EXCERTO DO DOCUMENTO:
○ ○ ○ ○
Liberdade conquistada

José Manuel Caselhas é um pontessorense simpático, alegre, muito inteligente e com uma enorme facilidade em exprimir as suas ideias. Uma pessoa aparentemente normal não fosse a desconexão dos seus movimentos musculares denunciarem a doença de foro neurológico, diagnosticada desde a sua infância que o deixa incapacitado de executar movimentos coordenados, diminuindo a sua mobilidade e capacidade motora. Devido à sua doença, e com o passar do tempo, José Manuel viu-se obrigado a restringir o seu dia-a-dia entre as paredes da sua casa. Deixou de sair mais vezes à rua e quando o fazia dependia sempre da ajuda da sua mãe. Porém, desde há três semanas atrás, essa realidade já não é a mesma. Um grupo de profissionais de saúde e amigos do José ofereceram-lhe uma scooter adaptada que lhe permite uma autonomia que anteriormente não usufruía. “Não é como andarmos pelas nossas próprias pernas mas permite-nos ter uma maior mobilidade. Estava a ficar muito preso em casa, quase que não saía. Andar de braço dado com a minha mãe já não era tão seguro, tanto para mim como para ela. Agora posso ir mais facilmente à rua. Tenho ido até à Zona Ribeirinha ou tomar um café ao Albatroz. Já saio mais vezes. É uma autonomia completamente diferente”, conta-nos entusiasmado e com um brilho nos olhos.
○ ○ ○ ○
Dados de compreensão de documentos

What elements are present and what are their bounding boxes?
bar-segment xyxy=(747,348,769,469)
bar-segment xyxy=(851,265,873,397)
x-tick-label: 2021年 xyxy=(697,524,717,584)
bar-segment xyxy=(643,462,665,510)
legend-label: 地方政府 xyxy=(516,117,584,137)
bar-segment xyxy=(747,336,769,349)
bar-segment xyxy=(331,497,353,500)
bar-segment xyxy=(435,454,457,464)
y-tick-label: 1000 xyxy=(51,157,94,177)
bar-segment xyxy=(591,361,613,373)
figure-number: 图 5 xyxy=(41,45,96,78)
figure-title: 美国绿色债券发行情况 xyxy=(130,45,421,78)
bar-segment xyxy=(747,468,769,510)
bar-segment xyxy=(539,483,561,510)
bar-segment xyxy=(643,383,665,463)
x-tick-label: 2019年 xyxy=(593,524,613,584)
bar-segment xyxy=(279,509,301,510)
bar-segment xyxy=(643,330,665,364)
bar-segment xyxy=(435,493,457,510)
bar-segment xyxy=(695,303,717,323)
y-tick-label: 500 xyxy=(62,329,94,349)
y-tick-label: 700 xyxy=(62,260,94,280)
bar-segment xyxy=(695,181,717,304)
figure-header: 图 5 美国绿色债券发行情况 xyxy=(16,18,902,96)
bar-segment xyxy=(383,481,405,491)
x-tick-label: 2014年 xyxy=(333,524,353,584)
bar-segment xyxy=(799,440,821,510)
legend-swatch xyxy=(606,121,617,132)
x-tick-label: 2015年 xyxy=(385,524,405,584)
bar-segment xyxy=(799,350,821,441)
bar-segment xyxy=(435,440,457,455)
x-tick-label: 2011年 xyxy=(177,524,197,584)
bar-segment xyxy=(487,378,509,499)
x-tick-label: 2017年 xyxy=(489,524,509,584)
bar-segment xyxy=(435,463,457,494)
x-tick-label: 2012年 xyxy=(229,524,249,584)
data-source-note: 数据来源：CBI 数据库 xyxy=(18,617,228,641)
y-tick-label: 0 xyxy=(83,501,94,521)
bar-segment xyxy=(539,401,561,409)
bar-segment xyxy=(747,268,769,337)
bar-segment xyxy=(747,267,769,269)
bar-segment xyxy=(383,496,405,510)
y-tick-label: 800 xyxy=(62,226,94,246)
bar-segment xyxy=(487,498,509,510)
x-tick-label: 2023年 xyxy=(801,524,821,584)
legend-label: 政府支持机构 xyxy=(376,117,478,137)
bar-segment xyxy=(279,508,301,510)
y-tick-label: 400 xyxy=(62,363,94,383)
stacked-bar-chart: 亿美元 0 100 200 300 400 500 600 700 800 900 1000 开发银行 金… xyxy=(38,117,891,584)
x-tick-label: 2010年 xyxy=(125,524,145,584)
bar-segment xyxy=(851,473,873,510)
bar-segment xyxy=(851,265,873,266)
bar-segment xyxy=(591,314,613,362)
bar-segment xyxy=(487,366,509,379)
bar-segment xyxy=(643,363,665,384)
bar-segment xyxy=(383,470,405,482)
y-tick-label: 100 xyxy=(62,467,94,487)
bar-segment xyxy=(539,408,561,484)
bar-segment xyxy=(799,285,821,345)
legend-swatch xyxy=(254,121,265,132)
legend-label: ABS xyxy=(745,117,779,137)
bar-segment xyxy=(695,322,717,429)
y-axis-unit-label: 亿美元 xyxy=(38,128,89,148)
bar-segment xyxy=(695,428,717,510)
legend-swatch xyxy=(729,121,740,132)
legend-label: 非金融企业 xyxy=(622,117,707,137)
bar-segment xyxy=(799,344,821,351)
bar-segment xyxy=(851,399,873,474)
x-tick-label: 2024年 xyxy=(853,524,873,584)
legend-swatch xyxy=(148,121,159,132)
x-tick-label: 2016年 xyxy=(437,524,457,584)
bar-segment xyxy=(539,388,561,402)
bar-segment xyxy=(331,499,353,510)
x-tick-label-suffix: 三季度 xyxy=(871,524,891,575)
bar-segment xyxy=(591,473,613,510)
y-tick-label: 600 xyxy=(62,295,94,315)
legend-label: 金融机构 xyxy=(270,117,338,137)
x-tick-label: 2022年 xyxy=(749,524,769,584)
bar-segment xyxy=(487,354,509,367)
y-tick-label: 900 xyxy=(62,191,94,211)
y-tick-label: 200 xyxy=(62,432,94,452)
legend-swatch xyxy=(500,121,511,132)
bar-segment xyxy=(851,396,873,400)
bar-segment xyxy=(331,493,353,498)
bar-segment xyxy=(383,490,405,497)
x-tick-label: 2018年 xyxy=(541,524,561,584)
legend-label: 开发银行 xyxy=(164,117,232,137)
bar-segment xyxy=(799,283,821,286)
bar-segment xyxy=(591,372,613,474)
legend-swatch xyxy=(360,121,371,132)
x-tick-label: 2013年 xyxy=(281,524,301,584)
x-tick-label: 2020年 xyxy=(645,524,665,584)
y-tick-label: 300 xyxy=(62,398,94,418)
○ ○ ○ ○
PROBLEMA PROPOSTO: Dê continuidade ao texto sobre a scooter adaptada de José Manuel Caselhas, a partir da última frase apresentada.

RESPOSTA DO EXERCÍCIO:
Há sempre uma mão amiga disposta a ajudar
A iniciativa partiu de Rui Farinha (enfermeiro do Centro de Saúde) e da sua esposa Ana que contaram o caso do José Manuel à assistente social, Rosa. Os três “mexeram os cordelinhos” e lá conseguiram arranjar esta “preciosidade”. Graças a esse grupo de pessoas, dispostas a ajudar o próximo, José viu assim o seu sonho concretizado. É como se tivesse conquistado a sua liberdade e, enquanto conversa connosco, a felicidade que sente, evidencia-se. Por sua vez, a mãe de José, que o acompanha desde sempre nesta luta constante, demonstra-nos a sua infinita gratidão para com o gesto solidário destas pessoas. “Deus dê muita sorte a quem teve esta iniciativa”, diz emocionada. “Estou-lhes muito agradecida porque hoje vejo a felicidade do meu filho e apercebo-me o quanto ele sofria por estar aqui dentro de casa e não poder ir aos sítios que gosta”. O dia em que recebeu a sua scooter foi um dos mais importantes da sua vida e a adaptação ao seu novo meio de transporte não poderia ter corrido melhor. “Adaptei-me facilmente. Pode parecer piada o que vou dizer mas não é: isto é como andar de bicicleta, quem sabe nunca esquece, com se costuma dizer.”